## Stated problem
Would you copy only the lines below, beginning with the one that contains "What text is on this page?" and running through the last entry line?

[Some records]
+++

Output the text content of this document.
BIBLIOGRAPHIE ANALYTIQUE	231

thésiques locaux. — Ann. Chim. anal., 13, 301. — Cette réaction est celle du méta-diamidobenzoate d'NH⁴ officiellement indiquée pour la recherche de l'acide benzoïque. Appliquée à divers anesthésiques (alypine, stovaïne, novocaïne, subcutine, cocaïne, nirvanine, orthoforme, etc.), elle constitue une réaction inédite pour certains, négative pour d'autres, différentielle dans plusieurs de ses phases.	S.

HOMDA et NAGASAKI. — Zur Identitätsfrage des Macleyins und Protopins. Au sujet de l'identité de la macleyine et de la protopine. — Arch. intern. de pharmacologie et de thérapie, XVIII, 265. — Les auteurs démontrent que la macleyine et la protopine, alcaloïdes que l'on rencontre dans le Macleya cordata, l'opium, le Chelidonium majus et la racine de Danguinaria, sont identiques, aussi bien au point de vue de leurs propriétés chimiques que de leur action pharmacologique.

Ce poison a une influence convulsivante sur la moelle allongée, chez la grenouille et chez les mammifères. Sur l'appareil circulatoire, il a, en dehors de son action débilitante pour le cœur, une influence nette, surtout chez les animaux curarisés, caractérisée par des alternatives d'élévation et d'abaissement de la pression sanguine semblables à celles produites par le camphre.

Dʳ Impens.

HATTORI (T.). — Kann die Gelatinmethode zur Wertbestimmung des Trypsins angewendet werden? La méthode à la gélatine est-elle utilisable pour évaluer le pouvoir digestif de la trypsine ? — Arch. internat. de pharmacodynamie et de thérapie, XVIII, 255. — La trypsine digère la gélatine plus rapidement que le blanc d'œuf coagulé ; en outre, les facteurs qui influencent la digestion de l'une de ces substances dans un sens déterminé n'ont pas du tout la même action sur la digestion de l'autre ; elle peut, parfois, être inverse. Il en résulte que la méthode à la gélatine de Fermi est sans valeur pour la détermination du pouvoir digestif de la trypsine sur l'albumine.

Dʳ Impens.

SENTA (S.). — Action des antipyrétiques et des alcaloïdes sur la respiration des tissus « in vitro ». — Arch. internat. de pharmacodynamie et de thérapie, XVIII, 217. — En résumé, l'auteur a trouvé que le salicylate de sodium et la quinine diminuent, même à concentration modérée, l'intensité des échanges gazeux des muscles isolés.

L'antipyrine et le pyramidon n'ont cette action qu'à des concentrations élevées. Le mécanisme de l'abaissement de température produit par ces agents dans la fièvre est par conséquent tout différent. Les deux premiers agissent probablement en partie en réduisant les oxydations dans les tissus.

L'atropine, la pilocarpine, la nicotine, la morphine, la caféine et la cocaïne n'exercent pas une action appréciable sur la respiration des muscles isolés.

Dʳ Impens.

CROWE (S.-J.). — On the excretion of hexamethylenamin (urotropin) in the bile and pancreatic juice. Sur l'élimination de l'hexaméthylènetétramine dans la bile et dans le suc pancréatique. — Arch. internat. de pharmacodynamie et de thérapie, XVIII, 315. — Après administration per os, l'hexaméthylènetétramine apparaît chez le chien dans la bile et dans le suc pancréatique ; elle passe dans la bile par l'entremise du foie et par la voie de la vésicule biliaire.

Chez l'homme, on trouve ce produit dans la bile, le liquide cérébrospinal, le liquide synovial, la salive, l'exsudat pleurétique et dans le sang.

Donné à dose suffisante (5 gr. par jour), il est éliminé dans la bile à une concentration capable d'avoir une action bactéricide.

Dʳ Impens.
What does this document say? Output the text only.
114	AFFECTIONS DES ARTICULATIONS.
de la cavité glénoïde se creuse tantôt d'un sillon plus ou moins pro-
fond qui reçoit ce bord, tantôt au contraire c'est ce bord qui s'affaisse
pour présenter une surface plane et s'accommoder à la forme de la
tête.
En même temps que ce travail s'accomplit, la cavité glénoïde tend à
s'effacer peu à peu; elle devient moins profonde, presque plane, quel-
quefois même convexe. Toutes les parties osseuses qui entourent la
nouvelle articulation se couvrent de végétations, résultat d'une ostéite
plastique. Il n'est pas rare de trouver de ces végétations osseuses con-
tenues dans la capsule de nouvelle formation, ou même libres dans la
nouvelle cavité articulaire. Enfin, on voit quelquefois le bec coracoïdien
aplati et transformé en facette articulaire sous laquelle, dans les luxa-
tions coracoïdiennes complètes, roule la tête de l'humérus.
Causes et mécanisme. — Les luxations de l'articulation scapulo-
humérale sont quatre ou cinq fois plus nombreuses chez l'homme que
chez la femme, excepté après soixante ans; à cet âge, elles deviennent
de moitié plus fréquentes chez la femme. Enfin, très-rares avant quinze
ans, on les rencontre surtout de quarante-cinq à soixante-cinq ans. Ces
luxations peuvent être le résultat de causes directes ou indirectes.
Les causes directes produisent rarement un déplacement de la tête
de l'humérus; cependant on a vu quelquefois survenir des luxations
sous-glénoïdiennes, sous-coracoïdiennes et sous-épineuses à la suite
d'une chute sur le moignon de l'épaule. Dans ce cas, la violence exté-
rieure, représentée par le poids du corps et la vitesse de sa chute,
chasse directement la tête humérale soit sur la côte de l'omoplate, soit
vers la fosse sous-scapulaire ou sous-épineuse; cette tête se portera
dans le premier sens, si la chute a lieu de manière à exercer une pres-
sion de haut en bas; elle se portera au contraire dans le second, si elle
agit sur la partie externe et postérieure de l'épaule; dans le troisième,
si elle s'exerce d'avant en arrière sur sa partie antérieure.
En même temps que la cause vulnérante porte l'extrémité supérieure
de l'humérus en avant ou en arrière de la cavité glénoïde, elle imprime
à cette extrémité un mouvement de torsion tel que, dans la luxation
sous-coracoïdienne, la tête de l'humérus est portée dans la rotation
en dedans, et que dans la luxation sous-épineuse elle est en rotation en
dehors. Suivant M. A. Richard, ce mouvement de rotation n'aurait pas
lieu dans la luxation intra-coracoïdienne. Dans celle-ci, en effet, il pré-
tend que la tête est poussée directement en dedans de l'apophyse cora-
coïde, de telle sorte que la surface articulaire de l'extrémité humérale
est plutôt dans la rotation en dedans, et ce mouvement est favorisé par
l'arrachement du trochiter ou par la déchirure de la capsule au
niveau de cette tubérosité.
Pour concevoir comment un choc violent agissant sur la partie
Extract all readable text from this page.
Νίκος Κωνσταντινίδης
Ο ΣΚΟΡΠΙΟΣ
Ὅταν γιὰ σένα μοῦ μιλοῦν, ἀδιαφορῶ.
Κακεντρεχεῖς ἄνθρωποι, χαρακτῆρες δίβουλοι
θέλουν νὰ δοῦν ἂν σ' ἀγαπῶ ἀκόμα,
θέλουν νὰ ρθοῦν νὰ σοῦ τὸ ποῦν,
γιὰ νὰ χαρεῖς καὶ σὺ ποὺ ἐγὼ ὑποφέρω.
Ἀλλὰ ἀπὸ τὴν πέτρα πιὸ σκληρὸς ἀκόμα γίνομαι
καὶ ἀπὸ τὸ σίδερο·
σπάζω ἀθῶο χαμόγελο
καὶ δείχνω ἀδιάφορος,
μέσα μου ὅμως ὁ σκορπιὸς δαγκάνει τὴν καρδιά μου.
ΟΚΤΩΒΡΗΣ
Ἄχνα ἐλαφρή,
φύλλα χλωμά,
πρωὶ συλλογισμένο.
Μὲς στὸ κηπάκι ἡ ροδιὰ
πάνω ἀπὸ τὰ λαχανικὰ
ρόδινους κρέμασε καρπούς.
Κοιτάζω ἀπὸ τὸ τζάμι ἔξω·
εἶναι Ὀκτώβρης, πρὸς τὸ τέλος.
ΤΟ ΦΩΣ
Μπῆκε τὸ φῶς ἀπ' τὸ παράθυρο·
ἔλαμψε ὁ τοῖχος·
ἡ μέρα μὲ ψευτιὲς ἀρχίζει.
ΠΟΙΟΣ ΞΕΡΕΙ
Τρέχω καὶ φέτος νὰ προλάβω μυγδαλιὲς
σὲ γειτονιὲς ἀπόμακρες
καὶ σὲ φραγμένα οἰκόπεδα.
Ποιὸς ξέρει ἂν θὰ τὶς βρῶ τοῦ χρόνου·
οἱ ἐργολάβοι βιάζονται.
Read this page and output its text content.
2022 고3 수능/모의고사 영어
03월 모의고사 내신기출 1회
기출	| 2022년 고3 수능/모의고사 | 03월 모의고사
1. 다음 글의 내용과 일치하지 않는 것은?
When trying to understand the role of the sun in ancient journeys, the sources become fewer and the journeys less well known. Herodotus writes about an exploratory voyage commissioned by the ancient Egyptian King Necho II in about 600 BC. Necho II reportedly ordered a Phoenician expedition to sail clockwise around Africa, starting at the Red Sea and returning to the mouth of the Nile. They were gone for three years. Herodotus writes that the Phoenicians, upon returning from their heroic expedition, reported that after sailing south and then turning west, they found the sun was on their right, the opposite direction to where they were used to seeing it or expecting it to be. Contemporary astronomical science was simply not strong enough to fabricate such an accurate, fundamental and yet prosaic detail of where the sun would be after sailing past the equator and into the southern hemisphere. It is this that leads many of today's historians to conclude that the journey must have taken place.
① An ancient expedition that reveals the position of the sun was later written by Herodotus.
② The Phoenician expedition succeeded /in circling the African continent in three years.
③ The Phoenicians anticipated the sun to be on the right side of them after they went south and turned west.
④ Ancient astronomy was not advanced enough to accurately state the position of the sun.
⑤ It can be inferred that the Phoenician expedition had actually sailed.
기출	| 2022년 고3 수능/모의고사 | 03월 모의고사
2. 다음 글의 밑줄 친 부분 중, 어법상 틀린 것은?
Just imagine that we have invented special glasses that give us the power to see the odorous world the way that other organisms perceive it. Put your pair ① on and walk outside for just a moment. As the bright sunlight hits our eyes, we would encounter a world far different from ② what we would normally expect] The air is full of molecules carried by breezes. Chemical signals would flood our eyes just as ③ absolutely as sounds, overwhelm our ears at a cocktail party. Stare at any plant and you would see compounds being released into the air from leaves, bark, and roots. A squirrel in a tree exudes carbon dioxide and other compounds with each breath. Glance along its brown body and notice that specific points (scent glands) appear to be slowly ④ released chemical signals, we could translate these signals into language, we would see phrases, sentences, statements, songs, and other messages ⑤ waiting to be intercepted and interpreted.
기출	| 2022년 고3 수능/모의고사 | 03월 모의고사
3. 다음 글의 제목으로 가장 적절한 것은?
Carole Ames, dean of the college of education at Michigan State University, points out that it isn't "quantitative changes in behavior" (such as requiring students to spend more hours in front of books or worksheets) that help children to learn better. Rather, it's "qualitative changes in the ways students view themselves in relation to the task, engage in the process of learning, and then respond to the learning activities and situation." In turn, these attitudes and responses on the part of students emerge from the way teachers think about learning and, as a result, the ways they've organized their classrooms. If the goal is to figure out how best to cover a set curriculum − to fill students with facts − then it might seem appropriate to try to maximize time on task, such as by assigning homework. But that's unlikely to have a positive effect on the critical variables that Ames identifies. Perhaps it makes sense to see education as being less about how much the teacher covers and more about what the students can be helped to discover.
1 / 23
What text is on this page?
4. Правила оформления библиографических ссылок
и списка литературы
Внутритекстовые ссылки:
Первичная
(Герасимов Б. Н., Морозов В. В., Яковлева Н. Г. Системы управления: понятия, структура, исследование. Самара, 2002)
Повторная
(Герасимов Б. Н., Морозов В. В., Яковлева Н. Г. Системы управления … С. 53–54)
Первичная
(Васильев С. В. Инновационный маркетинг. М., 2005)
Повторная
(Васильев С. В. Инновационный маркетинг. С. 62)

+++

## Complete answer
What text is on this page?
4. Правила оформления библиографических ссылок
и списка литературы
Внутритекстовые ссылки:
Первичная
(Герасимов Б. Н., Морозов В. В., Яковлева Н. Г. Системы управления: понятия, структура, исследование. Самара, 2002)
Повторная
(Герасимов Б. Н., Морозов В. В., Яковлева Н. Г. Системы управления … С. 53–54)
Первичная
(Васильев С. В. Инновационный маркетинг. М., 2005)
Повторная
(Васильев С. В. Инновационный маркетинг. С. 62)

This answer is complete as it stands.